-- Exercise description --
Take each line that has the word "Eurodollar" and return it.
## start Available data
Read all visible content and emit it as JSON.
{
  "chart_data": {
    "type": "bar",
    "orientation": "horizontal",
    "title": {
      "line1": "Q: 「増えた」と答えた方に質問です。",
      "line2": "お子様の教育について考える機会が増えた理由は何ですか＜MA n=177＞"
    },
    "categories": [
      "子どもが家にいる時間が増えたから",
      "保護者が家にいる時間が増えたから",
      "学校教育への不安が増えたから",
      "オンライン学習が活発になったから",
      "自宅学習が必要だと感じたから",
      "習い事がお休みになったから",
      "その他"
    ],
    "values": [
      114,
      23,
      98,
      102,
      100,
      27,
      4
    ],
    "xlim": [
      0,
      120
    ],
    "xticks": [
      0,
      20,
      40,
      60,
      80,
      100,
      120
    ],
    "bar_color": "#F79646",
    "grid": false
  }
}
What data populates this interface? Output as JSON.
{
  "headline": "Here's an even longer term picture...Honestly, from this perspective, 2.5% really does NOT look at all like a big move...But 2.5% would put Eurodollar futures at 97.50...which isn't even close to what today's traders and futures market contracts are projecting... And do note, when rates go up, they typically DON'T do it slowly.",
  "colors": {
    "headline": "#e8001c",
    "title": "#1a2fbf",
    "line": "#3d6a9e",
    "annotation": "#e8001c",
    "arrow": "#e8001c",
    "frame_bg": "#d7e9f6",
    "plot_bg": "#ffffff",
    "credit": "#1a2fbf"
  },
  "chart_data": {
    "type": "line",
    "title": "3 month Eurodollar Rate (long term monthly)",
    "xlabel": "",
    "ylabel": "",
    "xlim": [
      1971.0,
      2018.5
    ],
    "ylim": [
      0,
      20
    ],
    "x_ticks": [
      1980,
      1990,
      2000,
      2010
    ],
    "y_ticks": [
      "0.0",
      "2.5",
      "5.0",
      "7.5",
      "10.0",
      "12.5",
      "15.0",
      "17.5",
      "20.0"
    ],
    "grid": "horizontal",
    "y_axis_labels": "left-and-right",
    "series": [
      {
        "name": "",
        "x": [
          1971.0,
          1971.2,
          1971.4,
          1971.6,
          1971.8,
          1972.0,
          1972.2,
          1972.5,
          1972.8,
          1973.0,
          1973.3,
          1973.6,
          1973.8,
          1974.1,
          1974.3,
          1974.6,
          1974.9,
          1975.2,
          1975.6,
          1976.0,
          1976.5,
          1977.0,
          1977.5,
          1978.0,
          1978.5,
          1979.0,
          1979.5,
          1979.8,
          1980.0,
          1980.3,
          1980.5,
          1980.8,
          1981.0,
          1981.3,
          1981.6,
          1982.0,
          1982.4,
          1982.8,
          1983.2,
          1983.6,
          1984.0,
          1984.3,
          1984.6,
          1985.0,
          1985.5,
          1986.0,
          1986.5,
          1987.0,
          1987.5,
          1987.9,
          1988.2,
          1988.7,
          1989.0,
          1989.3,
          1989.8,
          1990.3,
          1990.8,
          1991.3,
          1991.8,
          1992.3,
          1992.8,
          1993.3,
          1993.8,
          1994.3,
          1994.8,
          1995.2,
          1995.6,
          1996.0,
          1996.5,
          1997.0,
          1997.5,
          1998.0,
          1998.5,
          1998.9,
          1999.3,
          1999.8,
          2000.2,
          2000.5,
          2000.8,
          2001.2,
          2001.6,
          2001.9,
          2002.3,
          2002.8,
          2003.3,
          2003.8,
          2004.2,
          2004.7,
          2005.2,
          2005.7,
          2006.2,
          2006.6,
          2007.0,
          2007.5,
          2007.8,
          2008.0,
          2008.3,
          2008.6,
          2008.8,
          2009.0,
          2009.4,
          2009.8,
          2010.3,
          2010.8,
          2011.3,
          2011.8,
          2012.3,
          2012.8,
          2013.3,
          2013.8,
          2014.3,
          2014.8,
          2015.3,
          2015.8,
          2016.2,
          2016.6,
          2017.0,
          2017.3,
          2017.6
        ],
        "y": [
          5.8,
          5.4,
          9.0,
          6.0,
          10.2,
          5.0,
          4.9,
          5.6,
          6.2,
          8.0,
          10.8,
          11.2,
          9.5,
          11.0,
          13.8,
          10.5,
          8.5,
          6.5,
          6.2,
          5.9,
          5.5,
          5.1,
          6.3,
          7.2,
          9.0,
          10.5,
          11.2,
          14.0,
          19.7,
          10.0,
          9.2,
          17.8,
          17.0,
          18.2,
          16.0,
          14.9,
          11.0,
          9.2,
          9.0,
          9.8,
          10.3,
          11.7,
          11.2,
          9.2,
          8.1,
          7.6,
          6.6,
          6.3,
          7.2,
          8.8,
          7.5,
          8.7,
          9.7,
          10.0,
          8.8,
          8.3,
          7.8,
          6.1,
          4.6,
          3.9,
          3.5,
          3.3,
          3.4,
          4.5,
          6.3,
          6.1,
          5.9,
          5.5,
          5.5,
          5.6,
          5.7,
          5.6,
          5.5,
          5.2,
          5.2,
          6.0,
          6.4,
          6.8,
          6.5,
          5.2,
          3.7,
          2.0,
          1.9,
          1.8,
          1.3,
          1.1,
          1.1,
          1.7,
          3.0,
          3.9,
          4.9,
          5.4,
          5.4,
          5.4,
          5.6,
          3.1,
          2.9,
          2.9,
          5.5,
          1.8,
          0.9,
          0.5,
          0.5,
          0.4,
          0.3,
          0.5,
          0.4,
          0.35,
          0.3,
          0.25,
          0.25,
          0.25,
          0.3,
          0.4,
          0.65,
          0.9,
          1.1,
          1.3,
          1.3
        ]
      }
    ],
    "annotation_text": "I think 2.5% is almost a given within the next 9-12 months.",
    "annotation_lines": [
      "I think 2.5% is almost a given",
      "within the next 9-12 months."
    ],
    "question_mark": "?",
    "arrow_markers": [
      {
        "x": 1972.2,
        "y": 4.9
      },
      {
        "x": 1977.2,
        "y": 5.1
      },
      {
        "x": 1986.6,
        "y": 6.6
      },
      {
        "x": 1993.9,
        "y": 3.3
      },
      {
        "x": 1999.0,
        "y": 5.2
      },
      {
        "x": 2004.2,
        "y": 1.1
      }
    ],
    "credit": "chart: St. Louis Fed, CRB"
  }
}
## end Available data
-- Exercise result --
  "headline": "Here's an even longer term picture...Honestly, from this perspective, 2.5% really does NOT look at all like a big move...But 2.5% would put Eurodollar futures at 97.50...which isn't even close to what today's traders and futures market contracts are projecting... And do note, when rates go up, they typically DON'T do it slowly.",
    "title": "3 month Eurodollar Rate (long term monthly)",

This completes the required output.